**Extracted records:**
• • • • • • •
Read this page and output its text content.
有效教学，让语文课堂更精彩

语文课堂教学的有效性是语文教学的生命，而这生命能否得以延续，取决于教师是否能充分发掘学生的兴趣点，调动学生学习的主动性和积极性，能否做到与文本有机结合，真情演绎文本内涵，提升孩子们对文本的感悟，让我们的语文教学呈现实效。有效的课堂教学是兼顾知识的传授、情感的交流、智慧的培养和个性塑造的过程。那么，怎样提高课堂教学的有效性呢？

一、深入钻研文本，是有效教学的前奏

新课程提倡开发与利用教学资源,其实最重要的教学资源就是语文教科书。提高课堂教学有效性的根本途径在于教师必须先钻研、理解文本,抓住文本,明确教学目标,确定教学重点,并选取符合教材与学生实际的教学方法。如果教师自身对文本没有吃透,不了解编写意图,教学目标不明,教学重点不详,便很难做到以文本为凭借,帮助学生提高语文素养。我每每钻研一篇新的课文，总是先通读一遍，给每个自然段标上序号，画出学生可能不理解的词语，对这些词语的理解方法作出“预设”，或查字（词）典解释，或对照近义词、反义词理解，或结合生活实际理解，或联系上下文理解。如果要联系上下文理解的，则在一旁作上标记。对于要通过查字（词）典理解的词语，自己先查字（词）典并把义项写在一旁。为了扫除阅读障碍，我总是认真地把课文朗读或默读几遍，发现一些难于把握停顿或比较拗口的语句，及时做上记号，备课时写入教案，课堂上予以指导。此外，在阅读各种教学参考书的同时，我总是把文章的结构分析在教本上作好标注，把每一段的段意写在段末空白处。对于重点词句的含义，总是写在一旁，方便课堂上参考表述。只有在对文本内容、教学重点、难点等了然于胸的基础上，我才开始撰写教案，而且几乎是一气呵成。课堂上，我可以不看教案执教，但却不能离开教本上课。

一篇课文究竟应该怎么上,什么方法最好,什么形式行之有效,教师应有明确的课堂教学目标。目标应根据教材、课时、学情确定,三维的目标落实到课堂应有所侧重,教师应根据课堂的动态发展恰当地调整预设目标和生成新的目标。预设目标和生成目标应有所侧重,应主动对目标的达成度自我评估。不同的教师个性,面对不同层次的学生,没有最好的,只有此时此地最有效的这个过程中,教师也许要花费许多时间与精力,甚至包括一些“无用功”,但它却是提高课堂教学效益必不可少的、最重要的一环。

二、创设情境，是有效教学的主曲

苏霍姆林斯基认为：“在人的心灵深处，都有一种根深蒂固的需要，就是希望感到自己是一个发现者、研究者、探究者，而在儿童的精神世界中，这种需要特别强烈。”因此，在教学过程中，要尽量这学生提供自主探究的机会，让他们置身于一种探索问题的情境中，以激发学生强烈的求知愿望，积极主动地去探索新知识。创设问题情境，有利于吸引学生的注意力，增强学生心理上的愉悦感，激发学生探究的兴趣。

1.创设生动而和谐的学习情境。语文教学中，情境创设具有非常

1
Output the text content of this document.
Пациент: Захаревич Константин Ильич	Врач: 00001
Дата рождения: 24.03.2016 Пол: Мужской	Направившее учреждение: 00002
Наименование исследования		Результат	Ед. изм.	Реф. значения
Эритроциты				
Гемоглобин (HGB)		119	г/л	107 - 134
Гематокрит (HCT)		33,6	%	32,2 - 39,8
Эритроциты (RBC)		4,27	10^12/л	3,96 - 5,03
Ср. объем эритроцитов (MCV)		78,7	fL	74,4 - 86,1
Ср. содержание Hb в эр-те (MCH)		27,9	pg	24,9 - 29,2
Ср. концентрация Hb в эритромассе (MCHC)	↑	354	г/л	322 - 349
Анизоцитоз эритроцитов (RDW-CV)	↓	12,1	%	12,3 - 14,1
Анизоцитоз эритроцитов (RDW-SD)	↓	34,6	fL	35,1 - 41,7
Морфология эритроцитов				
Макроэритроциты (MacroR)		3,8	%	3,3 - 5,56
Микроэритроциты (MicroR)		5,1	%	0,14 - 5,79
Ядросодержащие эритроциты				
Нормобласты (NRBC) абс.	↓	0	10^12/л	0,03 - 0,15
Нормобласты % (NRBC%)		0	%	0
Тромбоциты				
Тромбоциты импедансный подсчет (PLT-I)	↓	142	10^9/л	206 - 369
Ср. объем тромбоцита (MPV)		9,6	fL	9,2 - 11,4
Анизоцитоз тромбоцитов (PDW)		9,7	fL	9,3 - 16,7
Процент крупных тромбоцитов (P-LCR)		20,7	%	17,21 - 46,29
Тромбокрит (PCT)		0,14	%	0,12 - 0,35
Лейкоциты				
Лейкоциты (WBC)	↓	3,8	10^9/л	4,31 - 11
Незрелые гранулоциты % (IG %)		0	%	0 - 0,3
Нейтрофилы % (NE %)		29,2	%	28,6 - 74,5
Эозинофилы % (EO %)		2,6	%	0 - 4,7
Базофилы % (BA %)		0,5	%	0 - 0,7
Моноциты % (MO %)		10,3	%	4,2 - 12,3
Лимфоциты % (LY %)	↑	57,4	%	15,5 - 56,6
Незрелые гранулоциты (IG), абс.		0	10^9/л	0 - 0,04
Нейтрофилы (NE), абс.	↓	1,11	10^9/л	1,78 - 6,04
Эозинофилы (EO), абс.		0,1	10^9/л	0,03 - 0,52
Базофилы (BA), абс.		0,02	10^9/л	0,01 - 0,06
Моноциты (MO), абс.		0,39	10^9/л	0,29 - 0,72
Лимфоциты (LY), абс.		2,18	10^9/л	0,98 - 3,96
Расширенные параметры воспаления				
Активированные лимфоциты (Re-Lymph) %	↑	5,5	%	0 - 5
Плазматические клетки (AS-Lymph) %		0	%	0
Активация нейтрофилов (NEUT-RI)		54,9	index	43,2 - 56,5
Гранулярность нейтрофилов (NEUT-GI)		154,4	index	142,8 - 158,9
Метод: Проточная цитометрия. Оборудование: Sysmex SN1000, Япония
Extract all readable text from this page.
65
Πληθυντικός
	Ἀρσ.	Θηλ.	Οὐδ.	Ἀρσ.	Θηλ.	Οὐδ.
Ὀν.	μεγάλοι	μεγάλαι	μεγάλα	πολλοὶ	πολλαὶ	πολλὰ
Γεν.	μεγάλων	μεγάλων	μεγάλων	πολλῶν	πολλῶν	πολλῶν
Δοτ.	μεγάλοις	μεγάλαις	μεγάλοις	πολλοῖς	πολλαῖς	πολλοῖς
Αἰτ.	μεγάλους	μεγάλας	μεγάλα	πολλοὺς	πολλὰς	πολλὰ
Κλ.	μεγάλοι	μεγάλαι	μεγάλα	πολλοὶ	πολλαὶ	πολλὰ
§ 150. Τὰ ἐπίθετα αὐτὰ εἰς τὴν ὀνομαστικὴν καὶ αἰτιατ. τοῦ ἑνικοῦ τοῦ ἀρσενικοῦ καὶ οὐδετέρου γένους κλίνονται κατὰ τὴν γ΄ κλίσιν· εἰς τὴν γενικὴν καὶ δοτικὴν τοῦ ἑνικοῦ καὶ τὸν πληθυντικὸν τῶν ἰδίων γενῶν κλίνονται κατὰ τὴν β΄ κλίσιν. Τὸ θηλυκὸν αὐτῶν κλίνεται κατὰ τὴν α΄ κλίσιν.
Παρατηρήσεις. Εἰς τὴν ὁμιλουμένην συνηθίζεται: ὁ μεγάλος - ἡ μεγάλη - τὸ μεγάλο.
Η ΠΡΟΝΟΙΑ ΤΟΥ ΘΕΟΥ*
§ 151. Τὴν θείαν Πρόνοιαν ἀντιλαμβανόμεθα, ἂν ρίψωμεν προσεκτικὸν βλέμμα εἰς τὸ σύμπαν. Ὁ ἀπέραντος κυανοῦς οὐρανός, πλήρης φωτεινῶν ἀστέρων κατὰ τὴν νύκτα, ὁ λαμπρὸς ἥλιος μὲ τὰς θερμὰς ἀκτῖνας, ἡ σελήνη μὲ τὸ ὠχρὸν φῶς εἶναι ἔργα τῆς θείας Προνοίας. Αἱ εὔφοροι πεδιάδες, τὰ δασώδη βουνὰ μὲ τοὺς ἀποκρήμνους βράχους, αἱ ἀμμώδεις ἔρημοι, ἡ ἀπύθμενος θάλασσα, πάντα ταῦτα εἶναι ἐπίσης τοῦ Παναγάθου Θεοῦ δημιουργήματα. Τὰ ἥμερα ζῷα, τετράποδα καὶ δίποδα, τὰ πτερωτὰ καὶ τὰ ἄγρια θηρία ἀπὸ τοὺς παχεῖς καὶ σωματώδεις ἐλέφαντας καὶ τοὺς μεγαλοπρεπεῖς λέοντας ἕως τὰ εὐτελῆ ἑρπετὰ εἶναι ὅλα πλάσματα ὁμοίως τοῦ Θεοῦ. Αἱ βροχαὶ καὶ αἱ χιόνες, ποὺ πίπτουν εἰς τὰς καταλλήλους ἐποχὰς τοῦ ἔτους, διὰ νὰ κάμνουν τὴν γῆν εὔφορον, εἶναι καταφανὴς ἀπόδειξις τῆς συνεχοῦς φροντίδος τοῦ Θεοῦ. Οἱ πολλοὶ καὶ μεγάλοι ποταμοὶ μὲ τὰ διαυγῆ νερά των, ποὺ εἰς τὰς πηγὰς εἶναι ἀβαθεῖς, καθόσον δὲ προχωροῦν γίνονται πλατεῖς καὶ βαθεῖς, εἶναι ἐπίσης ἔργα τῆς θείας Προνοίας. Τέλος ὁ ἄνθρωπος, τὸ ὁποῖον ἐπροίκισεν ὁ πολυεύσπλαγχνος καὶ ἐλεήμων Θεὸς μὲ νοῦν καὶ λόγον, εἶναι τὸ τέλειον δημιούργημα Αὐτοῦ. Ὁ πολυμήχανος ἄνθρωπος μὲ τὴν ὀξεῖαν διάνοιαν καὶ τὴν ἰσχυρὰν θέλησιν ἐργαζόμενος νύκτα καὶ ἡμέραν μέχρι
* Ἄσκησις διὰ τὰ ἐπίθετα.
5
• • • • • • •
**YOUR INSTRUCTIONS:**
Select all lines with the word "Анизоцитоз" from the entries above.

**PROBLEM SOLUTION:**
Анизоцитоз эритроцитов (RDW-CV)	↓	12,1	%	12,3 - 14,1
Анизоцитоз эритроцитов (RDW-SD)	↓	34,6	fL	35,1 - 41,7
Анизоцитоз тромбоцитов (PDW)		9,7	fL	9,3 - 16,7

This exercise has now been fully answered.